SET TASK: Go through the listing and copy every line word for word.

Recorded data
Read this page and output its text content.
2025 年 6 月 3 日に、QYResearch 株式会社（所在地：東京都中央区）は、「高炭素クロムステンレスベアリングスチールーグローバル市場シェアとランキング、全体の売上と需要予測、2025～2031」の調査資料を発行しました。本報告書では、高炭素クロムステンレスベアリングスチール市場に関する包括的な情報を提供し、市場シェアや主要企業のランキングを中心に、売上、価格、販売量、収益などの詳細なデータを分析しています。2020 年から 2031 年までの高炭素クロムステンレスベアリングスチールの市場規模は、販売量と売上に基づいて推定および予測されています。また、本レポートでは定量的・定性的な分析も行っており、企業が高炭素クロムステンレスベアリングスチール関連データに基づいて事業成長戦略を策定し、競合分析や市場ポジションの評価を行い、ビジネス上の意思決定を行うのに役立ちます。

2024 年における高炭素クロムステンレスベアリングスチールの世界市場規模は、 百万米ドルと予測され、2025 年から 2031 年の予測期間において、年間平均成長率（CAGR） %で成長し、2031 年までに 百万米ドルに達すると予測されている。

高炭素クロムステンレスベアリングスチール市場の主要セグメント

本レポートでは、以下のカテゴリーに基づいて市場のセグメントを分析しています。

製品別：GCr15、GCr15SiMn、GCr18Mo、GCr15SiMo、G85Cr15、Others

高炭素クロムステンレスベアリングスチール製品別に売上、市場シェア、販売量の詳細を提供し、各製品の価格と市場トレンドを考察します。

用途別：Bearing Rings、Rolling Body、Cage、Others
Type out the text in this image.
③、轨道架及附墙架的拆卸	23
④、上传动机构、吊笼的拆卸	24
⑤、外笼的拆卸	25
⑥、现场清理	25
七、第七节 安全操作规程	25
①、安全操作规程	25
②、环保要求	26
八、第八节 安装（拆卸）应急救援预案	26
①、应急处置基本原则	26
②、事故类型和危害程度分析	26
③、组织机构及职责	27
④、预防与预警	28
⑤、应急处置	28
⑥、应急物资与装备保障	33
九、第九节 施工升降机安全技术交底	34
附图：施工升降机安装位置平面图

ANSWER TO THIS EXERCISE:
Read this page and output its text content.
2025 年 6 月 3 日に、QYResearch 株式会社（所在地：東京都中央区）は、「高炭素クロムステンレスベアリングスチールーグローバル市場シェアとランキング、全体の売上と需要予測、2025～2031」の調査資料を発行しました。本報告書では、高炭素クロムステンレスベアリングスチール市場に関する包括的な情報を提供し、市場シェアや主要企業のランキングを中心に、売上、価格、販売量、収益などの詳細なデータを分析しています。2020 年から 2031 年までの高炭素クロムステンレスベアリングスチールの市場規模は、販売量と売上に基づいて推定および予測されています。また、本レポートでは定量的・定性的な分析も行っており、企業が高炭素クロムステンレスベアリングスチール関連データに基づいて事業成長戦略を策定し、競合分析や市場ポジションの評価を行い、ビジネス上の意思決定を行うのに役立ちます。

2024 年における高炭素クロムステンレスベアリングスチールの世界市場規模は、 百万米ドルと予測され、2025 年から 2031 年の予測期間において、年間平均成長率（CAGR） %で成長し、2031 年までに 百万米ドルに達すると予測されている。

高炭素クロムステンレスベアリングスチール市場の主要セグメント

本レポートでは、以下のカテゴリーに基づいて市場のセグメントを分析しています。

製品別：GCr15、GCr15SiMn、GCr18Mo、GCr15SiMo、G85Cr15、Others

高炭素クロムステンレスベアリングスチール製品別に売上、市場シェア、販売量の詳細を提供し、各製品の価格と市場トレンドを考察します。

用途別：Bearing Rings、Rolling Body、Cage、Others
Type out the text in this image.
③、轨道架及附墙架的拆卸	23
④、上传动机构、吊笼的拆卸	24
⑤、外笼的拆卸	25
⑥、现场清理	25
七、第七节 安全操作规程	25
①、安全操作规程	25
②、环保要求	26
八、第八节 安装（拆卸）应急救援预案	26
①、应急处置基本原则	26
②、事故类型和危害程度分析	26
③、组织机构及职责	27
④、预防与预警	28
⑤、应急处置	28
⑥、应急物资与装备保障	33
九、第九节 施工升降机安全技术交底	34
附图：施工升降机安装位置平面图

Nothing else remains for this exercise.